Wenn ich mir Orthografie, Syntax und Aufbau angucke, denke ich mal, das ist nicht deine erste Geschichte. Wirkt ein wenig so, als wärst du Poetry-Slam-erfahren, denn der Rhythmus, der surreale Einschlag und die kleinen Winkel wirken ideal, um sie mündlich zu präsentieren. Und ich bin sicher, dass du mit solchen Texten bei Slams regelmäßig vorne landest.

Nach Logik muss ich wohl nicht fragen bei dem hier geschilderten Abenteuer. Wenn der Helikopter frisch abgestürzt ist, wird es mit den Rotorblättern nicht so weit her sein. Junge sturzwütige Frauen damit aufzufangen halte ich für unwahrscheinlich. Und ob der nette Pilot, der von der Explosionsgefahr weiß, nun in aller Ruhe sein Bein schienen würde - naja, ist wohl die stahlharte Ausbildung.

Aber sie liest sich nett, deine Geschichte, ist äußerst kurzweilig und zeugt von einem sehr eigenen Sinn fürs Absurde. Wie gesagt, falls du noch nicht bei Slams aktiv bist, solltest du das mit dieser Story einmal ausprobieren. Ideal für diesen Zweck.

Herzliche Grüße,
Ennka

 

Hallo geschmeido
und willkommen auf kg.de :)

Eine abstruse Geschichte bietest du hier zum Einstand an. Daran ist an sich nichts zu kritteln, außer an der Wahl deiner Rubrik. ;) In Alltag hat deine Vision nichts zu suchen.
Schreib mir eine PM, ob du sie nach Humor oder Sonstige verschoben haben möchtest. Auch wenn dies nicht unbedingt der Humor ist, über den ich lachen muss, so würde ich für erstere Rubrik plädieren.

Ansonsten recht sauber geschrieben, sind aber noch einige Schnitzer drin.
Gelungen finde ich die Idee des Endes, das hat mich ein bisschen an Tom Holt erinnert. Allerdings machst du es dir in meinen Augen etwas zu einfach, dass die Dame einfach nur eine Regentonne anstößt und diee dann umfällt. Vielleicht reit die Kapuze, sie knallt die letzten Meter auf den Boden und wirft dabei die Tonne um?

-*-

**Ihre Aufgaben:**
a - Nennen Sie sämtliche Rubriken, die in den Kommentaren zur Geschichte namentlich erwähnt werden.
b - Prüfen Sie anhand der Kommentare zur Geschichte, ob diese Aussagen zutreffen: (i) Ennka rät dazu, die Geschichte bei Slams auszuprobieren. (ii) Laut dem zweiten Kommentar passt die Geschichte gut in die Rubrik Alltag. (iii) Laut dem zweiten Kommentar erinnert die Idee des Endes an Tom Holt.
c - Führen Sie die Kommentare zur Geschichte im Anschluss an deren letzten Satz weiter.
Die nachstehenden Zeilen sind eigenständiges Material und gehören nicht zu den Kommentaren zur Geschichte.

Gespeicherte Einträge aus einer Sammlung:
-*-

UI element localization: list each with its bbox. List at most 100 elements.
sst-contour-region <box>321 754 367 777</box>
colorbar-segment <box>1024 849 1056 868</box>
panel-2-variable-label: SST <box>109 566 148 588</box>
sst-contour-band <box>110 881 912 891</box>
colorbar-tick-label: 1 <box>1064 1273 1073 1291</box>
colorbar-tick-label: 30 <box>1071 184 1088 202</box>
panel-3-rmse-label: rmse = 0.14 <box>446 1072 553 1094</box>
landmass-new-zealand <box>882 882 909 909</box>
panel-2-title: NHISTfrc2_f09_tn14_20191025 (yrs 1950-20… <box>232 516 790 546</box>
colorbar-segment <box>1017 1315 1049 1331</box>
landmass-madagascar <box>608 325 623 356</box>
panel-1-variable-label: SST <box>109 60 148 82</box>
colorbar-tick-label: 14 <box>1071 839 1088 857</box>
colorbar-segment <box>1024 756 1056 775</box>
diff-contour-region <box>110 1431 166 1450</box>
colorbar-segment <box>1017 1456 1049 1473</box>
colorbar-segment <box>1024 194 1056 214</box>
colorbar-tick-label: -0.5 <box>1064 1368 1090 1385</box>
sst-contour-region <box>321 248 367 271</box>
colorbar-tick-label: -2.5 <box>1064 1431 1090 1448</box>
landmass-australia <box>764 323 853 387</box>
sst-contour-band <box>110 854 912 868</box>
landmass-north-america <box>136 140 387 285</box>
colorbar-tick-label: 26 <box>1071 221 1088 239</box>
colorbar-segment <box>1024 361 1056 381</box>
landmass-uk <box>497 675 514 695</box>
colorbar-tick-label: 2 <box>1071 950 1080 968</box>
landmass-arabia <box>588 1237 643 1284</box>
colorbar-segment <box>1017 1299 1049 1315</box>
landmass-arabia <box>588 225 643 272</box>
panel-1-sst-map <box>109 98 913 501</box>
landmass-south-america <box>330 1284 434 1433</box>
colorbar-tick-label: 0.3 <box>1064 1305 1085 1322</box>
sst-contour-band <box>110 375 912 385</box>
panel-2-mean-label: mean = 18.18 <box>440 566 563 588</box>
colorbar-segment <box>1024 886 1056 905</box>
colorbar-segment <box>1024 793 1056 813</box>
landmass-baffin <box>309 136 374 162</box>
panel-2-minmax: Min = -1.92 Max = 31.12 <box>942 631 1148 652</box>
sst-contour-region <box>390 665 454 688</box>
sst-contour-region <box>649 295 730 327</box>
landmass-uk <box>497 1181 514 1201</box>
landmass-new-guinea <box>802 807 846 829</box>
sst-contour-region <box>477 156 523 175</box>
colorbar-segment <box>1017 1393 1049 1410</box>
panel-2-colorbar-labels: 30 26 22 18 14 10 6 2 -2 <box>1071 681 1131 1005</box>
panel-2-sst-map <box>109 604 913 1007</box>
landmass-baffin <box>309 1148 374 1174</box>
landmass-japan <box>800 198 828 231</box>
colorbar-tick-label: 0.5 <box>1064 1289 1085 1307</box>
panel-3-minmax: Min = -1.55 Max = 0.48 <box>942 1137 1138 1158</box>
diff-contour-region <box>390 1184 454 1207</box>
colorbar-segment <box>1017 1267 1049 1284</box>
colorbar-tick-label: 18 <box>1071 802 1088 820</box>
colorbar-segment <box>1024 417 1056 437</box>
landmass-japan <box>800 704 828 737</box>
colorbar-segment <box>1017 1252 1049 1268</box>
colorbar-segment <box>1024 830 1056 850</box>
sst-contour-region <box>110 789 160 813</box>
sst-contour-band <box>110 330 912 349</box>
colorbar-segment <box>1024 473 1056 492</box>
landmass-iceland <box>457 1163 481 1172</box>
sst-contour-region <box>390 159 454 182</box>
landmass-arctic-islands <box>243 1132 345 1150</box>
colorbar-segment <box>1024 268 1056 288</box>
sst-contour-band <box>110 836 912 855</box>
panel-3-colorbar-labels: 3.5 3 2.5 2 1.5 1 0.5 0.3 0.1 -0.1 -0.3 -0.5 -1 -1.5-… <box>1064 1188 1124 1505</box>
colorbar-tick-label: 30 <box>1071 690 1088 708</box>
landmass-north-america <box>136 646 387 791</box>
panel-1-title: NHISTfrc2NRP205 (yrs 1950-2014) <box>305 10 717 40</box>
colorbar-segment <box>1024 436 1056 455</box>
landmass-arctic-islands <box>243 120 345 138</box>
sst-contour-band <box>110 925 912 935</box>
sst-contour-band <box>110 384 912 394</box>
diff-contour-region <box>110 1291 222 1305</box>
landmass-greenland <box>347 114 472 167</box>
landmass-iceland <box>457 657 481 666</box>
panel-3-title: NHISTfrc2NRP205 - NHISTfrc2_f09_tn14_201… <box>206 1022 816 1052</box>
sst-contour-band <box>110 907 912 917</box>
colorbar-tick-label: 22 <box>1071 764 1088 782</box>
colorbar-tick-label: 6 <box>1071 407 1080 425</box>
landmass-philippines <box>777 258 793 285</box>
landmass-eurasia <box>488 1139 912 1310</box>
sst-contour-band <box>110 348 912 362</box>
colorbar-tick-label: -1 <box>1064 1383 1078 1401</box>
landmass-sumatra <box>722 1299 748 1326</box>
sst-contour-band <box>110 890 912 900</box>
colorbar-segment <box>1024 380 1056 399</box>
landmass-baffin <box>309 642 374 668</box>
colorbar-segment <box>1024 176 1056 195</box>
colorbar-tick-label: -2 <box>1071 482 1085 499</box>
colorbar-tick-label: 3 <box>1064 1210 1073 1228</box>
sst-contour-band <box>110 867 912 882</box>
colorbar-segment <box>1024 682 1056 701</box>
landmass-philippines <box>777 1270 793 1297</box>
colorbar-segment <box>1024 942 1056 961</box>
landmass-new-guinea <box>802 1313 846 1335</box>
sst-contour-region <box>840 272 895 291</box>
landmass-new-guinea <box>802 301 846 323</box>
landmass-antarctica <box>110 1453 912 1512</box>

-*-

**Endgültige Antworten:**
a - Alltag, Humor, Sonstige

b -
(i) Ja, „falls du noch nicht bei Slams aktiv bist, solltest du das mit dieser Story einmal ausprobieren“
(ii) Nein, „In Alltag hat deine Vision nichts zu suchen.“
(iii) Ja, „Gelungen finde ich die Idee des Endes, das hat mich ein bisschen an Tom Holt erinnert.“

c -
Ansonsten würde ich die vermeintliche Selbstmörderin gleich zu Beginn einmal erscheinen lassen, dann würde die Sache ruder wirken und weniger willkürlich. Vielleicht in der Art, dass dein Prot zunächst den Lärm des abstürzenden Hubschraubers ignoriert, weil er denkt, es handele sich dabei wieder um einen Versuch der Dame aus dem 8. Stock, Aufmerksamkeit zu erregen oder so...

So oder so noch viel Spaß auf kg.de :)

grüßlichst
weltenläufer

 
Zuletzt bearbeitet:

Guten Abend, geschmeido!

Das ist eine tolle Geschichte.
Deine eigentümlichen, souverän hingeschmissenen Wortgirlanden sind für sich schon klasse und transportieren perfekt den schrägen Humor, der mir wunderbar paßte. Auch am Verlauf der Geschichte habe ich nichts auszusetzen, rein garnichts.
Und ich hatte beim Lesen des Titels schon befürchtet, es könne sich um eine tragisch-romantische Erzählung handeln. Lydias Selbstmord hingegen ist ein Selbstmord nach meinem Geschmack.
Wunderhübsch: Die Radieschen, die Mietverlängerung, das faulige Fallobst, das Zeugenschutzprogramm, ach, und die Männe, Kind, Kind! -So hübsch.
Am meisten mochte ich die Plattensammlung. Ein creeping gag.

Natürlich muß ich jetzt noch ein paar Rechtschreibfehler bewedeln, damit es morgen Schönwetter gibt:

die schöne Dunkle
Bei genauerem Hinsehen bemerkte ich, das aus den Löchern
daß oder dass
“...verdammter Flugwinkelabsorber, müsste eigentlich das XG-Modul unbeschadet...”
Abstand zwischen Wort und ...
Wir werden über Ihr Telefon den BND informieren müssen.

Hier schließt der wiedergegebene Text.